## THE EXERCISE
Look for the word "COUNTRIES" in each line and report the count of matching lines, with nothing added.

***** INPUT MATERIAL *****

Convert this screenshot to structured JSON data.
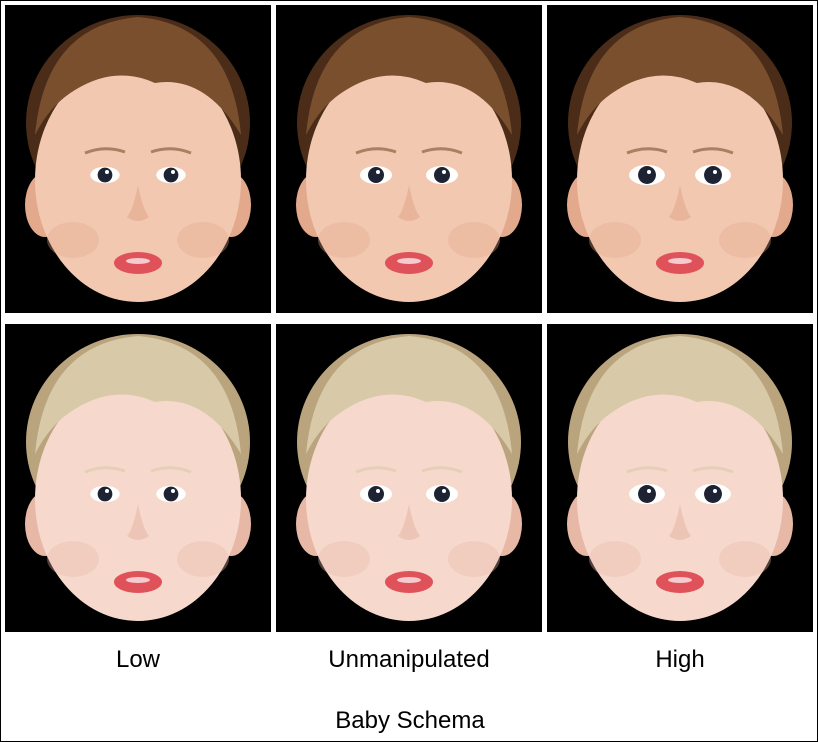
{
  "columns": [
    {
      "label": "Low",
      "eye_scale": 0.92
    },
    {
      "label": "Unmanipulated",
      "eye_scale": 1.0
    },
    {
      "label": "High",
      "eye_scale": 1.12
    }
  ],
  "rows": [
    {
      "hair": "#7a4f2e",
      "hair_dark": "#4a2c18",
      "skin": "#f2c8b0",
      "skin_shade": "#e3a98c"
    },
    {
      "hair": "#d8c9a8",
      "hair_dark": "#b9a47e",
      "skin": "#f6d9cc",
      "skin_shade": "#e8b8a6"
    }
  ],
  "colors": {
    "background": "#000000",
    "page": "#ffffff",
    "lips": "#e0525a",
    "iris": "#1d2333"
  },
  "axis_title": "Baby Schema"
}
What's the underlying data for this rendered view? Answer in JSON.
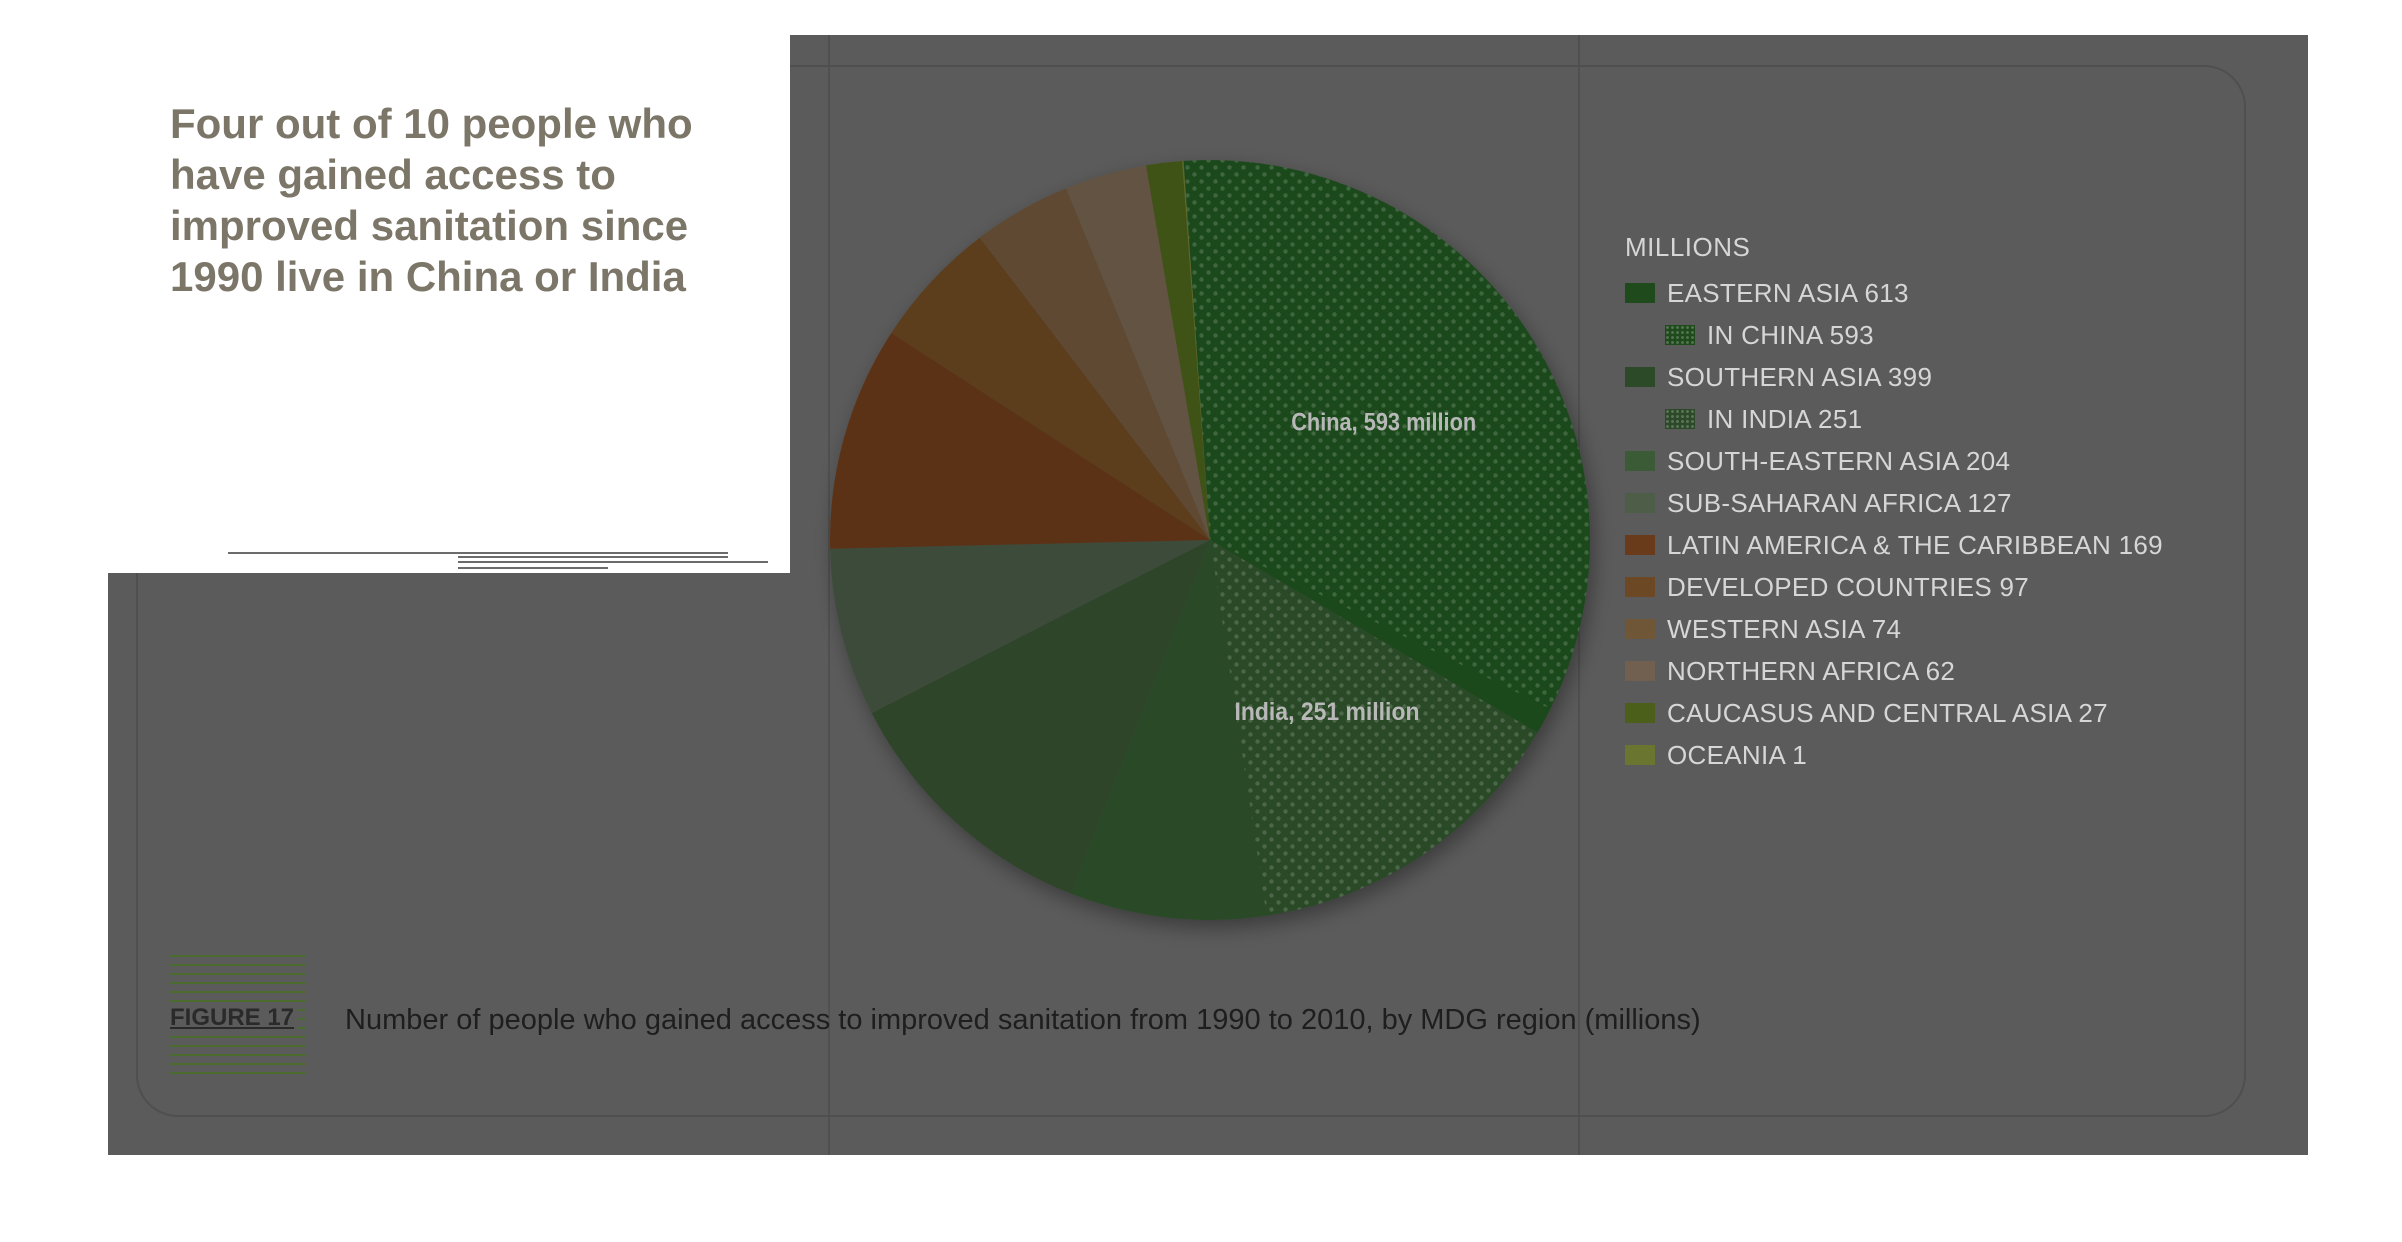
{
  "headline": "Four out of 10 people who have gained access to improved sanitation since 1990 live in China or India",
  "figure": {
    "label": "FIGURE 17",
    "caption": "Number of people who gained access to improved sanitation from 1990 to 2010, by MDG region (millions)"
  },
  "chart_data": {
    "type": "pie",
    "unit_label": "MILLIONS",
    "slices": [
      {
        "name": "EASTERN ASIA",
        "value": 613,
        "color": "#1f4a1c"
      },
      {
        "name": "SOUTHERN ASIA",
        "value": 399,
        "color": "#2c4a28"
      },
      {
        "name": "SOUTH-EASTERN ASIA",
        "value": 204,
        "color": "#2f452b"
      },
      {
        "name": "SUB-SAHARAN AFRICA",
        "value": 127,
        "color": "#3e4c3a"
      },
      {
        "name": "LATIN AMERICA & THE CARIBBEAN",
        "value": 169,
        "color": "#5c3318"
      },
      {
        "name": "DEVELOPED COUNTRIES",
        "value": 97,
        "color": "#5b3c1c"
      },
      {
        "name": "WESTERN ASIA",
        "value": 74,
        "color": "#5f4a30"
      },
      {
        "name": "NORTHERN AFRICA",
        "value": 62,
        "color": "#625243"
      },
      {
        "name": "CAUCASUS AND CENTRAL ASIA",
        "value": 27,
        "color": "#3f5214"
      },
      {
        "name": "OCEANIA",
        "value": 1,
        "color": "#5f6b27"
      }
    ],
    "sub_slices": [
      {
        "name": "IN CHINA",
        "value": 593,
        "parent": "EASTERN ASIA",
        "color": "#1f4a1c",
        "annotation": "China, 593 million"
      },
      {
        "name": "IN INDIA",
        "value": 251,
        "parent": "SOUTHERN ASIA",
        "color": "#2c4a28",
        "annotation": "India, 251 million"
      }
    ],
    "legend": [
      {
        "label": "EASTERN ASIA 613",
        "color": "#1f4a1c",
        "sub": false,
        "dotted": false
      },
      {
        "label": "IN CHINA 593",
        "color": "#1f4a1c",
        "sub": true,
        "dotted": true
      },
      {
        "label": "SOUTHERN ASIA 399",
        "color": "#2c4a28",
        "sub": false,
        "dotted": false
      },
      {
        "label": "IN INDIA 251",
        "color": "#2c4a28",
        "sub": true,
        "dotted": true
      },
      {
        "label": "SOUTH-EASTERN ASIA 204",
        "color": "#3b5a36",
        "sub": false,
        "dotted": false
      },
      {
        "label": "SUB-SAHARAN AFRICA 127",
        "color": "#4d5d48",
        "sub": false,
        "dotted": false
      },
      {
        "label": "LATIN AMERICA & THE CARIBBEAN 169",
        "color": "#6a3b1b",
        "sub": false,
        "dotted": false
      },
      {
        "label": "DEVELOPED COUNTRIES 97",
        "color": "#6c4824",
        "sub": false,
        "dotted": false
      },
      {
        "label": "WESTERN ASIA 74",
        "color": "#6f5637",
        "sub": false,
        "dotted": false
      },
      {
        "label": "NORTHERN AFRICA 62",
        "color": "#716050",
        "sub": false,
        "dotted": false
      },
      {
        "label": "CAUCASUS AND CENTRAL ASIA 27",
        "color": "#4c5f1a",
        "sub": false,
        "dotted": false
      },
      {
        "label": "OCEANIA 1",
        "color": "#6a7530",
        "sub": false,
        "dotted": false
      }
    ],
    "legend_placement": "right"
  }
}
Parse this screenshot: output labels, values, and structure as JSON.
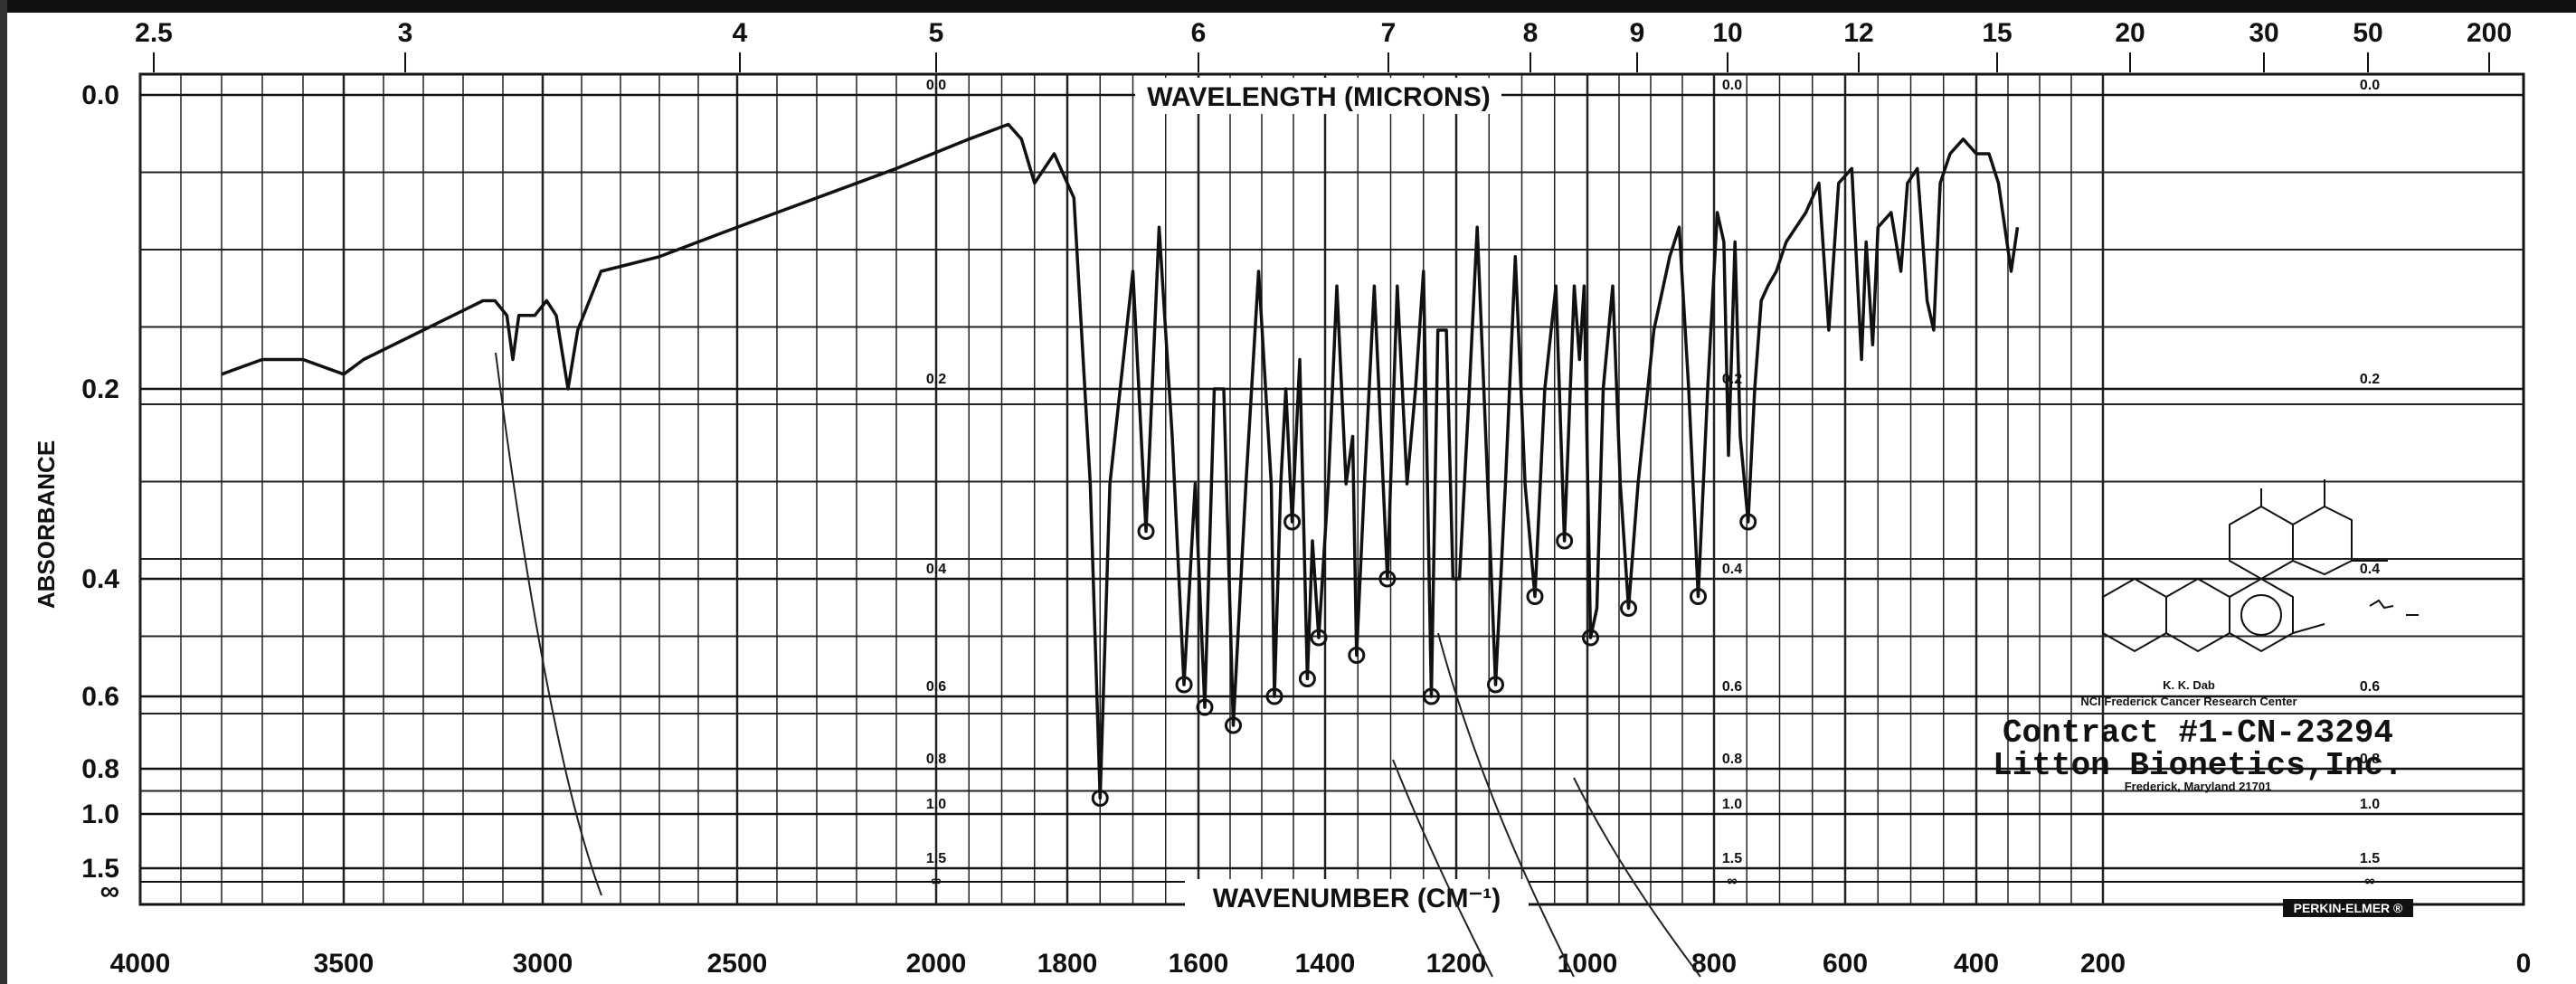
{
  "chart_data": {
    "type": "line",
    "title": "",
    "top_axis": {
      "label": "WAVELENGTH (MICRONS)",
      "ticks": [
        "2.5",
        "3",
        "4",
        "5",
        "6",
        "7",
        "8",
        "9",
        "10",
        "12",
        "15",
        "20",
        "30",
        "50",
        "200"
      ]
    },
    "bottom_axis": {
      "label": "WAVENUMBER (CM⁻¹)",
      "ticks": [
        "4000",
        "3500",
        "3000",
        "2500",
        "2000",
        "1800",
        "1600",
        "1400",
        "1200",
        "1000",
        "800",
        "600",
        "400",
        "200",
        "0"
      ]
    },
    "left_axis": {
      "label": "ABSORBANCE",
      "ticks": [
        "0.0",
        "0.2",
        "0.4",
        "0.6",
        "0.8",
        "1.0",
        "1.5",
        "∞"
      ]
    },
    "inner_scale_ticks": [
      "0.0",
      "0.2",
      "0.4",
      "0.6",
      "0.8",
      "1.0",
      "1.5",
      "∞"
    ],
    "grid": true,
    "series": [
      {
        "name": "",
        "points": [
          [
            3800,
            0.19
          ],
          [
            3700,
            0.18
          ],
          [
            3600,
            0.18
          ],
          [
            3500,
            0.19
          ],
          [
            3450,
            0.18
          ],
          [
            3300,
            0.16
          ],
          [
            3150,
            0.14
          ],
          [
            3120,
            0.14
          ],
          [
            3090,
            0.15
          ],
          [
            3075,
            0.18
          ],
          [
            3060,
            0.15
          ],
          [
            3020,
            0.15
          ],
          [
            2990,
            0.14
          ],
          [
            2965,
            0.15
          ],
          [
            2935,
            0.2
          ],
          [
            2910,
            0.16
          ],
          [
            2850,
            0.12
          ],
          [
            2700,
            0.11
          ],
          [
            2500,
            0.09
          ],
          [
            2300,
            0.07
          ],
          [
            2100,
            0.05
          ],
          [
            1950,
            0.03
          ],
          [
            1890,
            0.02
          ],
          [
            1870,
            0.03
          ],
          [
            1850,
            0.06
          ],
          [
            1820,
            0.04
          ],
          [
            1790,
            0.07
          ],
          [
            1765,
            0.3
          ],
          [
            1750,
            0.93
          ],
          [
            1735,
            0.3
          ],
          [
            1700,
            0.12
          ],
          [
            1680,
            0.35
          ],
          [
            1660,
            0.09
          ],
          [
            1640,
            0.25
          ],
          [
            1622,
            0.58
          ],
          [
            1605,
            0.3
          ],
          [
            1590,
            0.63
          ],
          [
            1575,
            0.2
          ],
          [
            1560,
            0.2
          ],
          [
            1545,
            0.68
          ],
          [
            1525,
            0.3
          ],
          [
            1505,
            0.12
          ],
          [
            1485,
            0.3
          ],
          [
            1480,
            0.6
          ],
          [
            1470,
            0.3
          ],
          [
            1462,
            0.2
          ],
          [
            1452,
            0.34
          ],
          [
            1440,
            0.18
          ],
          [
            1428,
            0.57
          ],
          [
            1420,
            0.36
          ],
          [
            1410,
            0.5
          ],
          [
            1395,
            0.3
          ],
          [
            1382,
            0.13
          ],
          [
            1368,
            0.3
          ],
          [
            1358,
            0.25
          ],
          [
            1352,
            0.53
          ],
          [
            1340,
            0.3
          ],
          [
            1325,
            0.13
          ],
          [
            1305,
            0.4
          ],
          [
            1290,
            0.13
          ],
          [
            1275,
            0.3
          ],
          [
            1262,
            0.2
          ],
          [
            1250,
            0.12
          ],
          [
            1238,
            0.6
          ],
          [
            1228,
            0.16
          ],
          [
            1215,
            0.16
          ],
          [
            1205,
            0.4
          ],
          [
            1195,
            0.4
          ],
          [
            1180,
            0.2
          ],
          [
            1168,
            0.09
          ],
          [
            1152,
            0.3
          ],
          [
            1140,
            0.58
          ],
          [
            1125,
            0.3
          ],
          [
            1110,
            0.11
          ],
          [
            1095,
            0.3
          ],
          [
            1080,
            0.43
          ],
          [
            1065,
            0.2
          ],
          [
            1048,
            0.13
          ],
          [
            1035,
            0.36
          ],
          [
            1020,
            0.13
          ],
          [
            1012,
            0.18
          ],
          [
            1005,
            0.13
          ],
          [
            995,
            0.5
          ],
          [
            985,
            0.45
          ],
          [
            975,
            0.2
          ],
          [
            960,
            0.13
          ],
          [
            948,
            0.3
          ],
          [
            935,
            0.45
          ],
          [
            920,
            0.3
          ],
          [
            895,
            0.16
          ],
          [
            870,
            0.11
          ],
          [
            855,
            0.09
          ],
          [
            840,
            0.2
          ],
          [
            825,
            0.43
          ],
          [
            810,
            0.2
          ],
          [
            795,
            0.08
          ],
          [
            785,
            0.1
          ],
          [
            778,
            0.27
          ],
          [
            768,
            0.1
          ],
          [
            760,
            0.25
          ],
          [
            748,
            0.34
          ],
          [
            738,
            0.2
          ],
          [
            728,
            0.14
          ],
          [
            718,
            0.13
          ],
          [
            705,
            0.12
          ],
          [
            690,
            0.1
          ],
          [
            660,
            0.08
          ],
          [
            640,
            0.06
          ],
          [
            625,
            0.16
          ],
          [
            610,
            0.06
          ],
          [
            590,
            0.05
          ],
          [
            575,
            0.18
          ],
          [
            568,
            0.1
          ],
          [
            558,
            0.17
          ],
          [
            550,
            0.09
          ],
          [
            530,
            0.08
          ],
          [
            515,
            0.12
          ],
          [
            505,
            0.06
          ],
          [
            490,
            0.05
          ],
          [
            475,
            0.14
          ],
          [
            465,
            0.16
          ],
          [
            455,
            0.06
          ],
          [
            440,
            0.04
          ],
          [
            420,
            0.03
          ],
          [
            400,
            0.04
          ],
          [
            380,
            0.04
          ],
          [
            365,
            0.06
          ],
          [
            355,
            0.09
          ],
          [
            345,
            0.12
          ],
          [
            335,
            0.09
          ]
        ]
      }
    ],
    "annotations": {
      "contract": "Contract #1-CN-23294",
      "company": "Litton Bionetics,Inc.",
      "location": "Frederick, Maryland 21701",
      "analyst": "K. K. Dab",
      "center": "NCI Frederick Cancer Research Center",
      "brand": "PERKIN-ELMER ®"
    }
  }
}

*****

## SOLVED PROBLEM
2